• EXERCISE: Scan the lines and state how many carry "słońca". Leave out everything but the number.

• GIVEN DATA:
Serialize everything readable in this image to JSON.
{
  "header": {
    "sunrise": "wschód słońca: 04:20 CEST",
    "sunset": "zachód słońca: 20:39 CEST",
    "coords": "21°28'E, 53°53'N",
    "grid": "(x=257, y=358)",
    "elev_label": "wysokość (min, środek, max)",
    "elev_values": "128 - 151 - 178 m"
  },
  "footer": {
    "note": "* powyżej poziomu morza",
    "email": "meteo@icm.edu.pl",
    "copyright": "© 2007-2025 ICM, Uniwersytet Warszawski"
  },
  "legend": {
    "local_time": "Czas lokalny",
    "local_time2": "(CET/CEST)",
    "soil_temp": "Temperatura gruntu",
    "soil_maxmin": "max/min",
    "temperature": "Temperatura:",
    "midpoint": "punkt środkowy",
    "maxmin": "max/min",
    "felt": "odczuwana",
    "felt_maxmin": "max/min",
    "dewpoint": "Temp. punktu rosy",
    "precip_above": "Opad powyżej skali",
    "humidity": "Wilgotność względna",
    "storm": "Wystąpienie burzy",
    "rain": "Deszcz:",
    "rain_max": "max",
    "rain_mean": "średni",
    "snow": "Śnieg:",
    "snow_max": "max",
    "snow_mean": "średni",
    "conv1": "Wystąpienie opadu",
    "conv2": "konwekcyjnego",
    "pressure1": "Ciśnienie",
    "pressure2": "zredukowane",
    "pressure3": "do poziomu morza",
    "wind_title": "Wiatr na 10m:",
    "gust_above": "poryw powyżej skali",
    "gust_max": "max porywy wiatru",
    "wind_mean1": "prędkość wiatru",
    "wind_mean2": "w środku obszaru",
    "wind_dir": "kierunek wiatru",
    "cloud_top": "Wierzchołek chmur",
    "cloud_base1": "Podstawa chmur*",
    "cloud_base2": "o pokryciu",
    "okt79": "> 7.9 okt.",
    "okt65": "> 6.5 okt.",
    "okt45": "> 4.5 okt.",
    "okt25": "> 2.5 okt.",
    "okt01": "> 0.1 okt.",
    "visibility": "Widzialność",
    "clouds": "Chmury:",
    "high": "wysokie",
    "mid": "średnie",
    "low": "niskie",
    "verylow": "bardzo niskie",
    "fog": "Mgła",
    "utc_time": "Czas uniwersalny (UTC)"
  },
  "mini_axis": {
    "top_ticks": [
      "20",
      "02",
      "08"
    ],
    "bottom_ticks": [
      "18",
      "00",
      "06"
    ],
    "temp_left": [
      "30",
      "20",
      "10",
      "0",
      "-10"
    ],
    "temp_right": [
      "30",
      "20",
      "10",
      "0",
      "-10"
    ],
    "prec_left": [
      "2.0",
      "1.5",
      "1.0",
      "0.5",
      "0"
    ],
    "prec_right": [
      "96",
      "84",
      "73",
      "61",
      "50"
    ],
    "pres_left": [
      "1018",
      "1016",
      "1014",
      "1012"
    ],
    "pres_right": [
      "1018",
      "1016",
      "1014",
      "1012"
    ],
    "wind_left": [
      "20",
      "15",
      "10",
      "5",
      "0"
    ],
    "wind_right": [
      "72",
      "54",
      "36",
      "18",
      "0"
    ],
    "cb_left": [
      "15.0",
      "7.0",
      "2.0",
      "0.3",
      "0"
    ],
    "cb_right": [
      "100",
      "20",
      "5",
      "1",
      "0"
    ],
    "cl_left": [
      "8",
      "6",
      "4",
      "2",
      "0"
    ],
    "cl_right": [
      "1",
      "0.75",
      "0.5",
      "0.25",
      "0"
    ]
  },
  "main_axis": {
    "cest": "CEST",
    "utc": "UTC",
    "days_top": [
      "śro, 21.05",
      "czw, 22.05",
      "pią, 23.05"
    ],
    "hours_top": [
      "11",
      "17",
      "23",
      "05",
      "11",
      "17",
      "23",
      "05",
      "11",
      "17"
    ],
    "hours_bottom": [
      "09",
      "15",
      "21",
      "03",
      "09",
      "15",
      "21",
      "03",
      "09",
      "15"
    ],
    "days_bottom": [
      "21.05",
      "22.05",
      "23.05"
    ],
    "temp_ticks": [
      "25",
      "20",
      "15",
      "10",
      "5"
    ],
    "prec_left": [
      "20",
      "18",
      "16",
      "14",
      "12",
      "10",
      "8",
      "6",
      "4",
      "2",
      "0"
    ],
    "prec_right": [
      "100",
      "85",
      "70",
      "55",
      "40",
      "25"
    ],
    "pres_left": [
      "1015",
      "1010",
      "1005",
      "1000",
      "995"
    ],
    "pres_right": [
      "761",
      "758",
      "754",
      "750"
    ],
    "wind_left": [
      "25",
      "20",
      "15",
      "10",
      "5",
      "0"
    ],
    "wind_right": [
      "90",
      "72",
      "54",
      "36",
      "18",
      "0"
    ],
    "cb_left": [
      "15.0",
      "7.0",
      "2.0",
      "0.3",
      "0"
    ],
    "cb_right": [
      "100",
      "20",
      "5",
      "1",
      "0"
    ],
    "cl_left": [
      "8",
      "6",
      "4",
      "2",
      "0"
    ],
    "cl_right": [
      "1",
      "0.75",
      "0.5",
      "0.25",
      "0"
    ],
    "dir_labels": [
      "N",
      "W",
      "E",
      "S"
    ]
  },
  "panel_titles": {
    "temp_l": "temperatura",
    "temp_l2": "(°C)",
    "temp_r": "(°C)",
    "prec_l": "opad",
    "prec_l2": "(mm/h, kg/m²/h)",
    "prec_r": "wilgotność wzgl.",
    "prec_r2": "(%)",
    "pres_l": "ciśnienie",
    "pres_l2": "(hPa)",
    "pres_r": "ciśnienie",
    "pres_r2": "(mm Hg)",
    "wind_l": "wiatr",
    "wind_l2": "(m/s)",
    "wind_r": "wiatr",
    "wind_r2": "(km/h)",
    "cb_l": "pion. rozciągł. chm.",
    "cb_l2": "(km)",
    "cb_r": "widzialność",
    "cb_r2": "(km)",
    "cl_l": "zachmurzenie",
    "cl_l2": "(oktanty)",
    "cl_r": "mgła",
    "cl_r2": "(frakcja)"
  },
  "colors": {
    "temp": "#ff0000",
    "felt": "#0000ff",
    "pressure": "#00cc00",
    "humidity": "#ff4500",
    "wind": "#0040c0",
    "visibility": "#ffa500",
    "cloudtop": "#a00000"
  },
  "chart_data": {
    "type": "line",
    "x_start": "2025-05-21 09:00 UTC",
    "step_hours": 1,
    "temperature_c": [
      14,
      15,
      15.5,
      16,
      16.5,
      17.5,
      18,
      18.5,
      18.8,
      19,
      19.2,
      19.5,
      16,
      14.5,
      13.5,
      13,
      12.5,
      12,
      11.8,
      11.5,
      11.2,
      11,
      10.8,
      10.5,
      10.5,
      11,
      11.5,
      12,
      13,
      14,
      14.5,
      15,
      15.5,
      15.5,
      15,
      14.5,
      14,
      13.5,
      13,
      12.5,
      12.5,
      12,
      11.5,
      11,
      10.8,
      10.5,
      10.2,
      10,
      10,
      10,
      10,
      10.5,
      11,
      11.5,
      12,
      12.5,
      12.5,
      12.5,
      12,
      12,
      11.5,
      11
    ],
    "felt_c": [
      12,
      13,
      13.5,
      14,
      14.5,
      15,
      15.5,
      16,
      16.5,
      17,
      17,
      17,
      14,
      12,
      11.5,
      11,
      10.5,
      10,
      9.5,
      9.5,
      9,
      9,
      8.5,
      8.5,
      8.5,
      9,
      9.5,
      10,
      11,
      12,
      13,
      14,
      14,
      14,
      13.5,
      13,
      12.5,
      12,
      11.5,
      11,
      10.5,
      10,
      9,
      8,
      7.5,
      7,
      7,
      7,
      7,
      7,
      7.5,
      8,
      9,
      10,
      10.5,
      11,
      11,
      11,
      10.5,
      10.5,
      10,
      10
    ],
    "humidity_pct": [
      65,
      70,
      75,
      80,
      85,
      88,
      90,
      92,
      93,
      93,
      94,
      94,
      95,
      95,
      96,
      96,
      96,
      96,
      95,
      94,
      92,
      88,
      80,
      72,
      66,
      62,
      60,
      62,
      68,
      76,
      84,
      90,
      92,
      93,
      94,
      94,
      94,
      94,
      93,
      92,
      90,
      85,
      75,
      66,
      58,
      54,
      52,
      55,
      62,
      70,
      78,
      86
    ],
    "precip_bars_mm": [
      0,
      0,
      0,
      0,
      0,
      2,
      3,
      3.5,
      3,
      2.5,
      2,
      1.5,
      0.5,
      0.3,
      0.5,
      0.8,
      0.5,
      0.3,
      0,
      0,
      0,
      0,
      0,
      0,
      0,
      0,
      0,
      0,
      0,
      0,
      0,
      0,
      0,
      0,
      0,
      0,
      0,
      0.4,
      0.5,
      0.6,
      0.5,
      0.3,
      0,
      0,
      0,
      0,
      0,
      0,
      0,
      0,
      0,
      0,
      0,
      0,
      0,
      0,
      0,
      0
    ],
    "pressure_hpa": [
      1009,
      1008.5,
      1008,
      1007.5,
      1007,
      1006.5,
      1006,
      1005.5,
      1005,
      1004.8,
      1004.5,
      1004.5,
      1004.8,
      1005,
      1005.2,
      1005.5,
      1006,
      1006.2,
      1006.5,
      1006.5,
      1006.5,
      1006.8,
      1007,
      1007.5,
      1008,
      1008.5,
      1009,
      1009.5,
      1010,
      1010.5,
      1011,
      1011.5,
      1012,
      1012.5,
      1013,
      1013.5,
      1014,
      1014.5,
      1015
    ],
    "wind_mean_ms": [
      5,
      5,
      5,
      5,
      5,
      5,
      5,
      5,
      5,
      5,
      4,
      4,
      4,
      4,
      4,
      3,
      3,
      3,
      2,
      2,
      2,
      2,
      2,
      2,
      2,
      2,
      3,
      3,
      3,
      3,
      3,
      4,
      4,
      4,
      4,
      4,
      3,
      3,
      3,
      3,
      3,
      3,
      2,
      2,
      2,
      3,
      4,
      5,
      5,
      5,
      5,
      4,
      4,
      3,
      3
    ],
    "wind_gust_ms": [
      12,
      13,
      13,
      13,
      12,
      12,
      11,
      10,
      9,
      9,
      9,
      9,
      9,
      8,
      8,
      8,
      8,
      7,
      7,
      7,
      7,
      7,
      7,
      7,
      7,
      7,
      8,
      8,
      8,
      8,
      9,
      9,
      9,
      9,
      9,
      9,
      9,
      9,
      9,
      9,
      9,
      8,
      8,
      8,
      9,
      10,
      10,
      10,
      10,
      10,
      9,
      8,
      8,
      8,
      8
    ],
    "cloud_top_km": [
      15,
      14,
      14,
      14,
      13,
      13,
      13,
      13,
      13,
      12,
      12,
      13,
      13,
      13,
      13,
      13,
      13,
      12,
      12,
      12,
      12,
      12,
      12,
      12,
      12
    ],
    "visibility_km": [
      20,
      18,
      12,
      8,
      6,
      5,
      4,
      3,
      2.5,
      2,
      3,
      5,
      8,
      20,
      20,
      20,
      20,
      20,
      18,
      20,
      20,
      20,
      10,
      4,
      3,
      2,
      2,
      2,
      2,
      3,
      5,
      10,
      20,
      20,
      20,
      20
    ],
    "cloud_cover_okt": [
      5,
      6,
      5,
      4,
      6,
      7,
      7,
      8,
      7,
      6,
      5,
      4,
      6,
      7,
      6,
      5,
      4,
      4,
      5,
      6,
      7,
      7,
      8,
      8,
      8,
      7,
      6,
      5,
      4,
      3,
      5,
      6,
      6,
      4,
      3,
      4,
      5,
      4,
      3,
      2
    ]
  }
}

• RESPONSE TO THE EXERCISE: 2